RECORDS SUPPLIED:
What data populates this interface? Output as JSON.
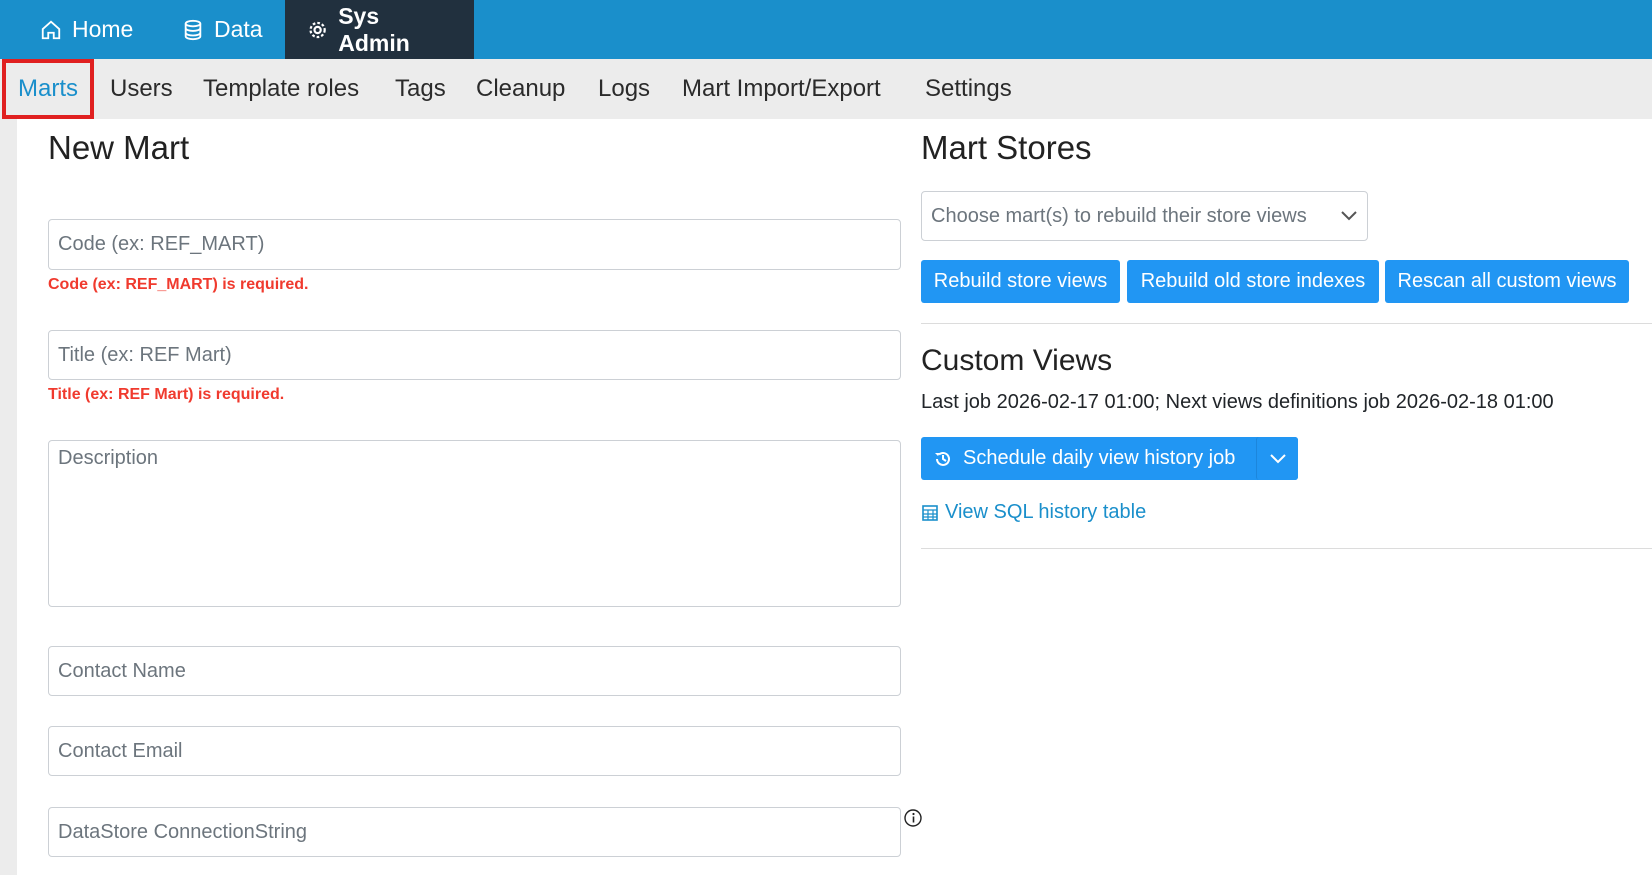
{
  "topnav": {
    "home": "Home",
    "data": "Data",
    "sysadmin": "Sys Admin"
  },
  "subnav": [
    "Marts",
    "Users",
    "Template roles",
    "Tags",
    "Cleanup",
    "Logs",
    "Mart Import/Export",
    "Settings"
  ],
  "new_mart": {
    "title": "New Mart",
    "code_placeholder": "Code (ex: REF_MART)",
    "code_error": "Code (ex: REF_MART) is required.",
    "title_placeholder": "Title (ex: REF Mart)",
    "title_error": "Title (ex: REF Mart) is required.",
    "description_placeholder": "Description",
    "contact_name_placeholder": "Contact Name",
    "contact_email_placeholder": "Contact Email",
    "connection_placeholder": "DataStore ConnectionString"
  },
  "mart_stores": {
    "title": "Mart Stores",
    "select_placeholder": "Choose mart(s) to rebuild their store views",
    "buttons": [
      "Rebuild store views",
      "Rebuild old store indexes",
      "Rescan all custom views"
    ]
  },
  "custom_views": {
    "title": "Custom Views",
    "status": "Last job 2026-02-17 01:00; Next views definitions job 2026-02-18 01:00",
    "schedule_button": "Schedule daily view history job",
    "sql_link": "View SQL history table"
  }
}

TASK INSTRUCTIONS: Transcribe all the records above word for word, without their images.

ANSWER BELOW:
What data populates this interface? Output as JSON.
{
  "topnav": {
    "home": "Home",
    "data": "Data",
    "sysadmin": "Sys Admin"
  },
  "subnav": [
    "Marts",
    "Users",
    "Template roles",
    "Tags",
    "Cleanup",
    "Logs",
    "Mart Import/Export",
    "Settings"
  ],
  "new_mart": {
    "title": "New Mart",
    "code_placeholder": "Code (ex: REF_MART)",
    "code_error": "Code (ex: REF_MART) is required.",
    "title_placeholder": "Title (ex: REF Mart)",
    "title_error": "Title (ex: REF Mart) is required.",
    "description_placeholder": "Description",
    "contact_name_placeholder": "Contact Name",
    "contact_email_placeholder": "Contact Email",
    "connection_placeholder": "DataStore ConnectionString"
  },
  "mart_stores": {
    "title": "Mart Stores",
    "select_placeholder": "Choose mart(s) to rebuild their store views",
    "buttons": [
      "Rebuild store views",
      "Rebuild old store indexes",
      "Rescan all custom views"
    ]
  },
  "custom_views": {
    "title": "Custom Views",
    "status": "Last job 2026-02-17 01:00; Next views definitions job 2026-02-18 01:00",
    "schedule_button": "Schedule daily view history job",
    "sql_link": "View SQL history table"
  }
}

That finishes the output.